++++ Data provided
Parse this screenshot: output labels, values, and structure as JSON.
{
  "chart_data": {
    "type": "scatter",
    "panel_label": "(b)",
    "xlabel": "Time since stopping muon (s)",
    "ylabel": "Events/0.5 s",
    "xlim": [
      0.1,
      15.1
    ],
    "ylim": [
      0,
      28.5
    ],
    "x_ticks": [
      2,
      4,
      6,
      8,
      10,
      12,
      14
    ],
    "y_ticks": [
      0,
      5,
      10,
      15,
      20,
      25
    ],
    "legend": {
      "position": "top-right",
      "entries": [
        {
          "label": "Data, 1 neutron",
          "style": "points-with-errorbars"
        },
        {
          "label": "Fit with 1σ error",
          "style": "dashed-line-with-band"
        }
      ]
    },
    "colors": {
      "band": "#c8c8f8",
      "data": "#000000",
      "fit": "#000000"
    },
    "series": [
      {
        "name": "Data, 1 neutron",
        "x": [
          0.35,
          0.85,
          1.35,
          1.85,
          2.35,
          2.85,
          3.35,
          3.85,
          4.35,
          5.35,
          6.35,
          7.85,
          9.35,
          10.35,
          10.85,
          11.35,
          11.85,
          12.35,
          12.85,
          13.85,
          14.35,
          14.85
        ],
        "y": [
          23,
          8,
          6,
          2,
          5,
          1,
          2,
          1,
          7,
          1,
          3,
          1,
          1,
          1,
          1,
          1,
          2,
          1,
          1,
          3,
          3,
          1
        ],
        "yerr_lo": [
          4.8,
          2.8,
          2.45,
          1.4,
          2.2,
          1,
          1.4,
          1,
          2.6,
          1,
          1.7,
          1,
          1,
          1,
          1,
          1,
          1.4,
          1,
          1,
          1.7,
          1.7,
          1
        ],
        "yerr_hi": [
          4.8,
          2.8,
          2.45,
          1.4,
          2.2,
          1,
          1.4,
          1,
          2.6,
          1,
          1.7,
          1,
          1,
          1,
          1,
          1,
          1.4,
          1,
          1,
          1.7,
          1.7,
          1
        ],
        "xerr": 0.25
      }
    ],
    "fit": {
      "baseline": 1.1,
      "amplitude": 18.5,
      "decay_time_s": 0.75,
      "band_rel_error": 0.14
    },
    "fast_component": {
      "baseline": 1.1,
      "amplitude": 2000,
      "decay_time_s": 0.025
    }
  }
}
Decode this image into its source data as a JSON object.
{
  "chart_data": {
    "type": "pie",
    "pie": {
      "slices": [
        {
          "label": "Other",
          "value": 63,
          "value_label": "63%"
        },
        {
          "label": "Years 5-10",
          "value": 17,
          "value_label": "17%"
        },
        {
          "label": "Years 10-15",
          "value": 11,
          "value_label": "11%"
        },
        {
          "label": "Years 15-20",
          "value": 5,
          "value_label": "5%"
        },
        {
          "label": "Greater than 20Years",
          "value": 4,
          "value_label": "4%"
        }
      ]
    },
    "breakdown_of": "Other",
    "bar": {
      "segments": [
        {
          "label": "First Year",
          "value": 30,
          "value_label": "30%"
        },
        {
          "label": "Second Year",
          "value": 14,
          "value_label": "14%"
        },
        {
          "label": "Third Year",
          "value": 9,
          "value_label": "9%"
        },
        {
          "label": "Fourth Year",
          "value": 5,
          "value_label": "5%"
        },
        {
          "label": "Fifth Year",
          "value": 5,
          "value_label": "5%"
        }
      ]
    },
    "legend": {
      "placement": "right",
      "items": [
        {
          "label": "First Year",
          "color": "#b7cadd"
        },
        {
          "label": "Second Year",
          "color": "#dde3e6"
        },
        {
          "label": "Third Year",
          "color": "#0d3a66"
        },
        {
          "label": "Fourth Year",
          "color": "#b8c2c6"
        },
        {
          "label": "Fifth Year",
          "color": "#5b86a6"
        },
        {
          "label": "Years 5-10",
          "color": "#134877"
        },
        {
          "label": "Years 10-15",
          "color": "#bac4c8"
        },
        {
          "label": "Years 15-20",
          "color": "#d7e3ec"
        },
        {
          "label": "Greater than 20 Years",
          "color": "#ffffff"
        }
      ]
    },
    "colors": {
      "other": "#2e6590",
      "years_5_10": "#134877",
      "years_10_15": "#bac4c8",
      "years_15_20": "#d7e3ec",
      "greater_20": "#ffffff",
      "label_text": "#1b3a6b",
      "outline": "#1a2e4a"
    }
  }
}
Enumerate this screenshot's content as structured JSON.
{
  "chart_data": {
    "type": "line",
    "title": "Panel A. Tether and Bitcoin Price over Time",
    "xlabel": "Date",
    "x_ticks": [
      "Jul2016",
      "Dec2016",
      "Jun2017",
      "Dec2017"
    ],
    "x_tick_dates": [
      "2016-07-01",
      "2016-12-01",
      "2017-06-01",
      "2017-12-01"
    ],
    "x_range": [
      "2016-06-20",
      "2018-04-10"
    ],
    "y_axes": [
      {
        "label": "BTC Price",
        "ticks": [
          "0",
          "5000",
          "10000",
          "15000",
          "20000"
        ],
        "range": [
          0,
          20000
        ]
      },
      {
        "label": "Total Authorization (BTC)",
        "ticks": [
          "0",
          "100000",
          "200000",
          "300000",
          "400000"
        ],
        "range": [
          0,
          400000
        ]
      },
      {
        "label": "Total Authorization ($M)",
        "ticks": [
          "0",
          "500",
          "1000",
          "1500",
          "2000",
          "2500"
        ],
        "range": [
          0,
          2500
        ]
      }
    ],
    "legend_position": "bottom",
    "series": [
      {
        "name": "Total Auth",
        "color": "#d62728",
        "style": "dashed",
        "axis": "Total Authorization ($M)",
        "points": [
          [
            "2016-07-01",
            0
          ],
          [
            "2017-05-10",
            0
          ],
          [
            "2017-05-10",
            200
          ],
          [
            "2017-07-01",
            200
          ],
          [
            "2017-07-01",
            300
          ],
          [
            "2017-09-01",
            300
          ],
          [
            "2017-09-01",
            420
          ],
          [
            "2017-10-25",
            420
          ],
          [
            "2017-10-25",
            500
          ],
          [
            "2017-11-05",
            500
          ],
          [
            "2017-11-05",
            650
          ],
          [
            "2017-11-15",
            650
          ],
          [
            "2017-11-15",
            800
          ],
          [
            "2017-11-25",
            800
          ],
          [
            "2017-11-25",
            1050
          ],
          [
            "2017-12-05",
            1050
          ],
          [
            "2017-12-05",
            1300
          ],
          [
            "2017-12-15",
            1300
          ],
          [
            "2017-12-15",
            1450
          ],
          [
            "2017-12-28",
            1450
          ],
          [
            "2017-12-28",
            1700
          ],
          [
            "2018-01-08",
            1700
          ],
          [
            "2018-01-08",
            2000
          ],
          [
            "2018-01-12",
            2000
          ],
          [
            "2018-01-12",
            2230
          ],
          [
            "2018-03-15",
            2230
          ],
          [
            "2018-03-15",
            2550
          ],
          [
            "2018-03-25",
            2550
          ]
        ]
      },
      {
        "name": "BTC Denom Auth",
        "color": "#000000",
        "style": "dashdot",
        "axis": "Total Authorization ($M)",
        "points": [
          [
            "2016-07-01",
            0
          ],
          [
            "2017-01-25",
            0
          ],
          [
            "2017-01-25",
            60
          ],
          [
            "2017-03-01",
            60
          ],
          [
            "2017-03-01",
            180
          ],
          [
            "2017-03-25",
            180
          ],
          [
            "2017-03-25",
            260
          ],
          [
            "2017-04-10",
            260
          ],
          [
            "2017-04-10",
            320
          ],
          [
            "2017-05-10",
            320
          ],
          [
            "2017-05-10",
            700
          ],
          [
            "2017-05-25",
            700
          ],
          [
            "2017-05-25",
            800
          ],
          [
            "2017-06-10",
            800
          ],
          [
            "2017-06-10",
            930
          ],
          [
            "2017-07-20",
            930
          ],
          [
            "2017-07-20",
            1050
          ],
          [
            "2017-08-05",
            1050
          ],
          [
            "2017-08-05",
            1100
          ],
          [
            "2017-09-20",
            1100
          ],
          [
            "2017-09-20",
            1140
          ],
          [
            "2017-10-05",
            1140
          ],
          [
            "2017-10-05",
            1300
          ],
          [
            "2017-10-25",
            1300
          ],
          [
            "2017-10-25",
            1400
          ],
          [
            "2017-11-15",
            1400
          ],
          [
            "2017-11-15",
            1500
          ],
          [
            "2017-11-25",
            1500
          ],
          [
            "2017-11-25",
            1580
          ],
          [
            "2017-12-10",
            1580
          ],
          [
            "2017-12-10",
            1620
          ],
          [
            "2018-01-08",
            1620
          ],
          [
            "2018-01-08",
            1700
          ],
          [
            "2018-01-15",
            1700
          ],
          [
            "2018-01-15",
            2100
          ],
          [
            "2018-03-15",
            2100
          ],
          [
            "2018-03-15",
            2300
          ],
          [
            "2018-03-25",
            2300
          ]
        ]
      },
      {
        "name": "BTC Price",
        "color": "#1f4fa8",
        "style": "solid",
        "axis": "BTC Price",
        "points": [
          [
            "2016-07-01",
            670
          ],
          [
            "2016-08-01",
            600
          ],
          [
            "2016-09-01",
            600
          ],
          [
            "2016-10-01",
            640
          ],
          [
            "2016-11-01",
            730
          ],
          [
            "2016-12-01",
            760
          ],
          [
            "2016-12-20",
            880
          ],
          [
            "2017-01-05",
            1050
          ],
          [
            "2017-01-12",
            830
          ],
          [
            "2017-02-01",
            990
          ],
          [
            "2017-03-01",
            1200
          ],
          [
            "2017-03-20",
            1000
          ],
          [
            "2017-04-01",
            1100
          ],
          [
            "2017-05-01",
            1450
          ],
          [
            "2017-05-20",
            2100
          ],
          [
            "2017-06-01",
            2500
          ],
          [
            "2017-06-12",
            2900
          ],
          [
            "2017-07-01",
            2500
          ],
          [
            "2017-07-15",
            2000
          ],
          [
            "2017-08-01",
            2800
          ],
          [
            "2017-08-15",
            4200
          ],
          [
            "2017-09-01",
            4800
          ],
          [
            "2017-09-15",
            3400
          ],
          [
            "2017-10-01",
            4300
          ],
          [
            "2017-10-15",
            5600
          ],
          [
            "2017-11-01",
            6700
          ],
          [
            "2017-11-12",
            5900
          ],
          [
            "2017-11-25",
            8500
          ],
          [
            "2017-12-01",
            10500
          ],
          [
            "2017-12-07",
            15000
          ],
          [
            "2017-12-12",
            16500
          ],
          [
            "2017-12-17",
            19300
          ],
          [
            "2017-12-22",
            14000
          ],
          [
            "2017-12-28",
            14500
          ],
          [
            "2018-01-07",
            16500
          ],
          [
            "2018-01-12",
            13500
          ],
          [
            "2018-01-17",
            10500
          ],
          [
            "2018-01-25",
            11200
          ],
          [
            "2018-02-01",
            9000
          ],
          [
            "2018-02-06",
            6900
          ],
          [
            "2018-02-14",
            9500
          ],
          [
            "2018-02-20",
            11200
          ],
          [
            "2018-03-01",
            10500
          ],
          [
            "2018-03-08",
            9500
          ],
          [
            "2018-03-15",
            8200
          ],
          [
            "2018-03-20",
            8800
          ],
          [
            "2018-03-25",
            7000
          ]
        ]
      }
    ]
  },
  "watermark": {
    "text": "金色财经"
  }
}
++++++++
Work to complete = Pick out, from the lines above, every one that contains the string "screenshot".

Solution below =
Parse this screenshot: output labels, values, and structure as JSON.
Enumerate this screenshot's content as structured JSON.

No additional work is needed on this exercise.